Exactly as written, quote every line that follows, skipping the images.

___ MATERIAL TO PROCESS

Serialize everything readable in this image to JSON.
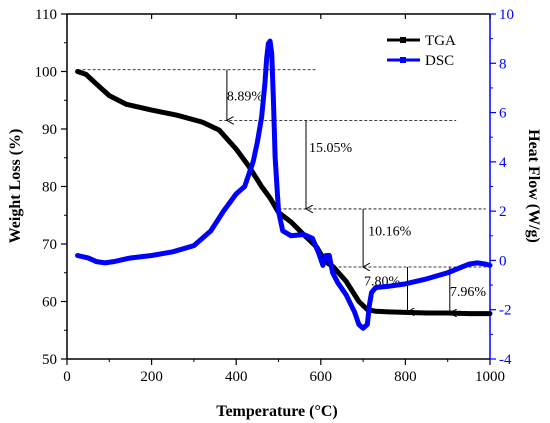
{
  "chart_data": {
    "type": "line",
    "title": "",
    "xlabel": "Temperature (°C)",
    "ylabel_left": "Weight Loss (%)",
    "ylabel_right": "Heat Flow (W/g)",
    "xlim": [
      0,
      1000
    ],
    "ylim_left": [
      50,
      110
    ],
    "ylim_right": [
      -4,
      10
    ],
    "x_ticks": [
      0,
      200,
      400,
      600,
      800,
      1000
    ],
    "y_left_ticks": [
      50,
      60,
      70,
      80,
      90,
      100,
      110
    ],
    "y_right_ticks": [
      -4,
      -2,
      0,
      2,
      4,
      6,
      8,
      10
    ],
    "grid": false,
    "legend_position": "top-right",
    "series": [
      {
        "name": "TGA",
        "axis": "left",
        "color": "#000000",
        "x": [
          25,
          45,
          70,
          100,
          140,
          200,
          260,
          320,
          360,
          400,
          430,
          460,
          480,
          500,
          530,
          560,
          590,
          610,
          630,
          660,
          690,
          710,
          730,
          760,
          800,
          850,
          900,
          950,
          1000
        ],
        "y": [
          100.0,
          99.5,
          97.8,
          95.8,
          94.3,
          93.3,
          92.4,
          91.2,
          89.8,
          86.5,
          83.5,
          80.0,
          78.0,
          75.5,
          73.8,
          71.6,
          69.5,
          67.0,
          66.0,
          63.5,
          60.0,
          58.6,
          58.3,
          58.2,
          58.1,
          58.0,
          58.0,
          57.9,
          57.9
        ]
      },
      {
        "name": "DSC",
        "axis": "right",
        "color": "#0000ff",
        "x": [
          25,
          50,
          70,
          90,
          110,
          150,
          200,
          250,
          300,
          340,
          370,
          400,
          420,
          440,
          450,
          460,
          468,
          472,
          476,
          480,
          484,
          488,
          492,
          500,
          510,
          530,
          560,
          580,
          595,
          605,
          612,
          620,
          628,
          640,
          660,
          680,
          690,
          700,
          710,
          715,
          720,
          730,
          760,
          800,
          850,
          900,
          950,
          970,
          990,
          1000
        ],
        "y": [
          0.2,
          0.1,
          -0.05,
          -0.1,
          -0.05,
          0.1,
          0.2,
          0.35,
          0.6,
          1.2,
          2.0,
          2.7,
          3.0,
          4.0,
          4.8,
          5.8,
          7.2,
          8.2,
          8.8,
          8.9,
          8.4,
          6.5,
          4.2,
          2.0,
          1.2,
          1.0,
          1.05,
          0.9,
          0.3,
          -0.2,
          0.2,
          0.2,
          -0.5,
          -0.9,
          -1.4,
          -2.1,
          -2.6,
          -2.75,
          -2.6,
          -1.8,
          -1.3,
          -1.1,
          -1.05,
          -0.95,
          -0.75,
          -0.5,
          -0.15,
          -0.1,
          -0.15,
          -0.2
        ]
      }
    ],
    "annotations": [
      {
        "text": "8.89%",
        "x_text": 378,
        "y_text": 95.0,
        "arrow_x": 378,
        "from_y": 100.3,
        "to_y": 91.5,
        "ref_line_from": 25,
        "ref_line_to": 590
      },
      {
        "text": "15.05%",
        "x_text": 572,
        "y_text": 86.0,
        "arrow_x": 565,
        "from_y": 91.5,
        "to_y": 76.1,
        "ref_line_from": 360,
        "ref_line_to": 920
      },
      {
        "text": "10.16%",
        "x_text": 712,
        "y_text": 71.5,
        "arrow_x": 700,
        "from_y": 76.1,
        "to_y": 66.0,
        "ref_line_from": 500,
        "ref_line_to": 990
      },
      {
        "text": "7.80%",
        "x_text": 702,
        "y_text": 62.8,
        "arrow_x": 805,
        "from_y": 66.0,
        "to_y": 58.2,
        "ref_line_from": 630,
        "ref_line_to": 990
      },
      {
        "text": "7.96%",
        "x_text": 905,
        "y_text": 61.0,
        "arrow_x": 905,
        "from_y": 66.0,
        "to_y": 58.0,
        "ref_line_from": null,
        "ref_line_to": null
      }
    ]
  }
}
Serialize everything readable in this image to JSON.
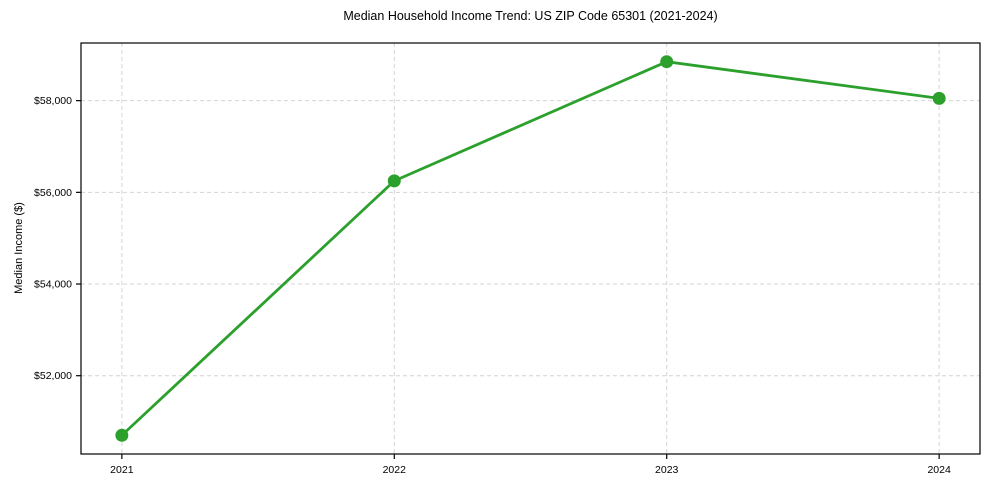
{
  "chart_data": {
    "type": "line",
    "title": "Median Household Income Trend: US ZIP Code 65301 (2021-2024)",
    "xlabel": "",
    "ylabel": "Median Income ($)",
    "x": [
      2021,
      2022,
      2023,
      2024
    ],
    "values": [
      50700,
      56250,
      58850,
      58050
    ],
    "xtick_labels": [
      "2021",
      "2022",
      "2023",
      "2024"
    ],
    "ytick_values": [
      52000,
      54000,
      56000,
      58000
    ],
    "ytick_labels": [
      "$52,000",
      "$54,000",
      "$56,000",
      "$58,000"
    ],
    "xlim": [
      2020.85,
      2024.15
    ],
    "ylim": [
      50292,
      59258
    ],
    "grid": true,
    "grid_linestyle": "dashed",
    "legend": false,
    "line_color": "#2ca02c",
    "marker": "circle",
    "marker_color": "#2ca02c",
    "grid_color": "#d4d4d4",
    "axis_color": "#000000",
    "text_color": "#000000",
    "background": "#ffffff"
  }
}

______

--- COMPLETE RESPONSE ---
Serialize everything readable in this image to JSON.
{
  "chart_data": {
    "type": "line",
    "title": "",
    "xlabel": "Temperature (°C)",
    "ylabel_left": "Weight Loss (%)",
    "ylabel_right": "Heat Flow (W/g)",
    "xlim": [
      0,
      1000
    ],
    "ylim_left": [
      50,
      110
    ],
    "ylim_right": [
      -4,
      10
    ],
    "x_ticks": [
      0,
      200,
      400,
      600,
      800,
      1000
    ],
    "y_left_ticks": [
      50,
      60,
      70,
      80,
      90,
      100,
      110
    ],
    "y_right_ticks": [
      -4,
      -2,
      0,
      2,
      4,
      6,
      8,
      10
    ],
    "grid": false,
    "legend_position": "top-right",
    "series": [
      {
        "name": "TGA",
        "axis": "left",
        "color": "#000000",
        "x": [
          25,
          45,
          70,
          100,
          140,
          200,
          260,
          320,
          360,
          400,
          430,
          460,
          480,
          500,
          530,
          560,
          590,
          610,
          630,
          660,
          690,
          710,
          730,
          760,
          800,
          850,
          900,
          950,
          1000
        ],
        "y": [
          100.0,
          99.5,
          97.8,
          95.8,
          94.3,
          93.3,
          92.4,
          91.2,
          89.8,
          86.5,
          83.5,
          80.0,
          78.0,
          75.5,
          73.8,
          71.6,
          69.5,
          67.0,
          66.0,
          63.5,
          60.0,
          58.6,
          58.3,
          58.2,
          58.1,
          58.0,
          58.0,
          57.9,
          57.9
        ]
      },
      {
        "name": "DSC",
        "axis": "right",
        "color": "#0000ff",
        "x": [
          25,
          50,
          70,
          90,
          110,
          150,
          200,
          250,
          300,
          340,
          370,
          400,
          420,
          440,
          450,
          460,
          468,
          472,
          476,
          480,
          484,
          488,
          492,
          500,
          510,
          530,
          560,
          580,
          595,
          605,
          612,
          620,
          628,
          640,
          660,
          680,
          690,
          700,
          710,
          715,
          720,
          730,
          760,
          800,
          850,
          900,
          950,
          970,
          990,
          1000
        ],
        "y": [
          0.2,
          0.1,
          -0.05,
          -0.1,
          -0.05,
          0.1,
          0.2,
          0.35,
          0.6,
          1.2,
          2.0,
          2.7,
          3.0,
          4.0,
          4.8,
          5.8,
          7.2,
          8.2,
          8.8,
          8.9,
          8.4,
          6.5,
          4.2,
          2.0,
          1.2,
          1.0,
          1.05,
          0.9,
          0.3,
          -0.2,
          0.2,
          0.2,
          -0.5,
          -0.9,
          -1.4,
          -2.1,
          -2.6,
          -2.75,
          -2.6,
          -1.8,
          -1.3,
          -1.1,
          -1.05,
          -0.95,
          -0.75,
          -0.5,
          -0.15,
          -0.1,
          -0.15,
          -0.2
        ]
      }
    ],
    "annotations": [
      {
        "text": "8.89%",
        "x_text": 378,
        "y_text": 95.0,
        "arrow_x": 378,
        "from_y": 100.3,
        "to_y": 91.5,
        "ref_line_from": 25,
        "ref_line_to": 590
      },
      {
        "text": "15.05%",
        "x_text": 572,
        "y_text": 86.0,
        "arrow_x": 565,
        "from_y": 91.5,
        "to_y": 76.1,
        "ref_line_from": 360,
        "ref_line_to": 920
      },
      {
        "text": "10.16%",
        "x_text": 712,
        "y_text": 71.5,
        "arrow_x": 700,
        "from_y": 76.1,
        "to_y": 66.0,
        "ref_line_from": 500,
        "ref_line_to": 990
      },
      {
        "text": "7.80%",
        "x_text": 702,
        "y_text": 62.8,
        "arrow_x": 805,
        "from_y": 66.0,
        "to_y": 58.2,
        "ref_line_from": 630,
        "ref_line_to": 990
      },
      {
        "text": "7.96%",
        "x_text": 905,
        "y_text": 61.0,
        "arrow_x": 905,
        "from_y": 66.0,
        "to_y": 58.0,
        "ref_line_from": null,
        "ref_line_to": null
      }
    ]
  }
}
Serialize everything readable in this image to JSON.
{
  "chart_data": {
    "type": "line",
    "title": "Median Household Income Trend: US ZIP Code 65301 (2021-2024)",
    "xlabel": "",
    "ylabel": "Median Income ($)",
    "x": [
      2021,
      2022,
      2023,
      2024
    ],
    "values": [
      50700,
      56250,
      58850,
      58050
    ],
    "xtick_labels": [
      "2021",
      "2022",
      "2023",
      "2024"
    ],
    "ytick_values": [
      52000,
      54000,
      56000,
      58000
    ],
    "ytick_labels": [
      "$52,000",
      "$54,000",
      "$56,000",
      "$58,000"
    ],
    "xlim": [
      2020.85,
      2024.15
    ],
    "ylim": [
      50292,
      59258
    ],
    "grid": true,
    "grid_linestyle": "dashed",
    "legend": false,
    "line_color": "#2ca02c",
    "marker": "circle",
    "marker_color": "#2ca02c",
    "grid_color": "#d4d4d4",
    "axis_color": "#000000",
    "text_color": "#000000",
    "background": "#ffffff"
  }
}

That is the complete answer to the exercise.